### Objective
Select the lines of the records containing the word "Session" and list them.

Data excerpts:
==========
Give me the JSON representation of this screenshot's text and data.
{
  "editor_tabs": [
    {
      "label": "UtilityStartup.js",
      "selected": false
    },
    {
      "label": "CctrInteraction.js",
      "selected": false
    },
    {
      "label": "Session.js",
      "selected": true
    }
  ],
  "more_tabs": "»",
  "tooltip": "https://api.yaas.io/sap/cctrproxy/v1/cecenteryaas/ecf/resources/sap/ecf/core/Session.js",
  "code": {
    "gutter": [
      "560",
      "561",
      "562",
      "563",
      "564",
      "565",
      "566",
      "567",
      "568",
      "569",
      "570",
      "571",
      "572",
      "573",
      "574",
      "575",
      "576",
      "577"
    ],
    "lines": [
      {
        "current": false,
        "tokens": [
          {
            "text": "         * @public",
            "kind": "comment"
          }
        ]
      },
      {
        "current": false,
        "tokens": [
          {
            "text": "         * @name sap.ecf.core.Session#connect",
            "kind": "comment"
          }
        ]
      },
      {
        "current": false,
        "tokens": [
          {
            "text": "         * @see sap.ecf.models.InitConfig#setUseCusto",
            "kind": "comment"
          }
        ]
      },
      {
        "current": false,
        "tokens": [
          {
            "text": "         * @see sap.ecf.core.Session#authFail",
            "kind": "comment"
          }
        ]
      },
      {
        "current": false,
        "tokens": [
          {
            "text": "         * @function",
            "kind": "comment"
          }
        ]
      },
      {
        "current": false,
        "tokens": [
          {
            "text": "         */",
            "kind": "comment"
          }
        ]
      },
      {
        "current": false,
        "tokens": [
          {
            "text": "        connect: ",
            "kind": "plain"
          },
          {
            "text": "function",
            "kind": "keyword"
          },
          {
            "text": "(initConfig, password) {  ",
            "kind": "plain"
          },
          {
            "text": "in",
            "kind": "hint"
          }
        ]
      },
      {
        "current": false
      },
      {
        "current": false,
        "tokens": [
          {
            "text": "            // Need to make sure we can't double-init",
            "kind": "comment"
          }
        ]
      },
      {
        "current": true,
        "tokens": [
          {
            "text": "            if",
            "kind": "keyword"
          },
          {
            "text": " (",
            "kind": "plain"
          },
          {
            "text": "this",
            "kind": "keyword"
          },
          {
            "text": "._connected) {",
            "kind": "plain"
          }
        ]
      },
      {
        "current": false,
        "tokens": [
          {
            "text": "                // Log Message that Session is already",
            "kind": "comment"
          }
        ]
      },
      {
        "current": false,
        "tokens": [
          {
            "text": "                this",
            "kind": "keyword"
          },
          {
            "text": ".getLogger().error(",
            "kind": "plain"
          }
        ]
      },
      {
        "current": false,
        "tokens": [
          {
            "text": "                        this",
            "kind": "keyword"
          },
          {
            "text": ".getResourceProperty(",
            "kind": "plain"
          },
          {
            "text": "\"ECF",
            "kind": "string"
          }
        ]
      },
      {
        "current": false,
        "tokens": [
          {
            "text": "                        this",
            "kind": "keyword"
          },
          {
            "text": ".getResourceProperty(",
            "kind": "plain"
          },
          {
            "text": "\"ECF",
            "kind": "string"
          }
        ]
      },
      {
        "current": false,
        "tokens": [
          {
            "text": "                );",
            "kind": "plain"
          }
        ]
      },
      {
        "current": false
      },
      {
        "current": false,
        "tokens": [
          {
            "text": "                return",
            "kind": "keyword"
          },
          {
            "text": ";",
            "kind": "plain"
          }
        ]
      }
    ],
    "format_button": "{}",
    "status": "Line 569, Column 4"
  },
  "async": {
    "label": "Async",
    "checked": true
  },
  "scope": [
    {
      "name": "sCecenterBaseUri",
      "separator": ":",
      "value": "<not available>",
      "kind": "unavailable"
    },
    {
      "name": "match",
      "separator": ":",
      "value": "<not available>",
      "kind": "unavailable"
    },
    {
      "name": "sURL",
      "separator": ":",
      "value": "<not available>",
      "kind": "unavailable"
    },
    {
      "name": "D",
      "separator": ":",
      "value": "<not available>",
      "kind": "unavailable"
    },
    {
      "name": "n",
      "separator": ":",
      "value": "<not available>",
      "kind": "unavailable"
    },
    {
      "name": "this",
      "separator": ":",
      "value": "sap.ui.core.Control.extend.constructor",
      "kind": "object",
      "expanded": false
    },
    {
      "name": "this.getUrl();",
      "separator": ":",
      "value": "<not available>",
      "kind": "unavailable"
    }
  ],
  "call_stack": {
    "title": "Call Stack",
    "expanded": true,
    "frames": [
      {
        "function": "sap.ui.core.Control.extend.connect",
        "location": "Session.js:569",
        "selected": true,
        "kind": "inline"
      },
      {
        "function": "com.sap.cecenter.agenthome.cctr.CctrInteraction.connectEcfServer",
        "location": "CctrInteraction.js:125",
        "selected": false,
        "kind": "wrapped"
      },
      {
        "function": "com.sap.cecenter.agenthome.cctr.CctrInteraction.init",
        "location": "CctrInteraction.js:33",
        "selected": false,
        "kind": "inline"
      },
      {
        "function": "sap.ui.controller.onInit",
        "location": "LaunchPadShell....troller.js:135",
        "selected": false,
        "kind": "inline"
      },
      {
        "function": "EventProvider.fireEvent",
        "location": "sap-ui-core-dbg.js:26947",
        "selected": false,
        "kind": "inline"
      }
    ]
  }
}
==========
### Response to this task
      "label": "Session.js",
  "tooltip": "https://api.yaas.io/sap/cctrproxy/v1/cecenteryaas/ecf/resources/sap/ecf/core/Session.js",
            "text": "         * @name sap.ecf.core.Session#connect",
            "text": "         * @see sap.ecf.core.Session#authFail",
            "text": "                // Log Message that Session is already",
        "location": "Session.js:569",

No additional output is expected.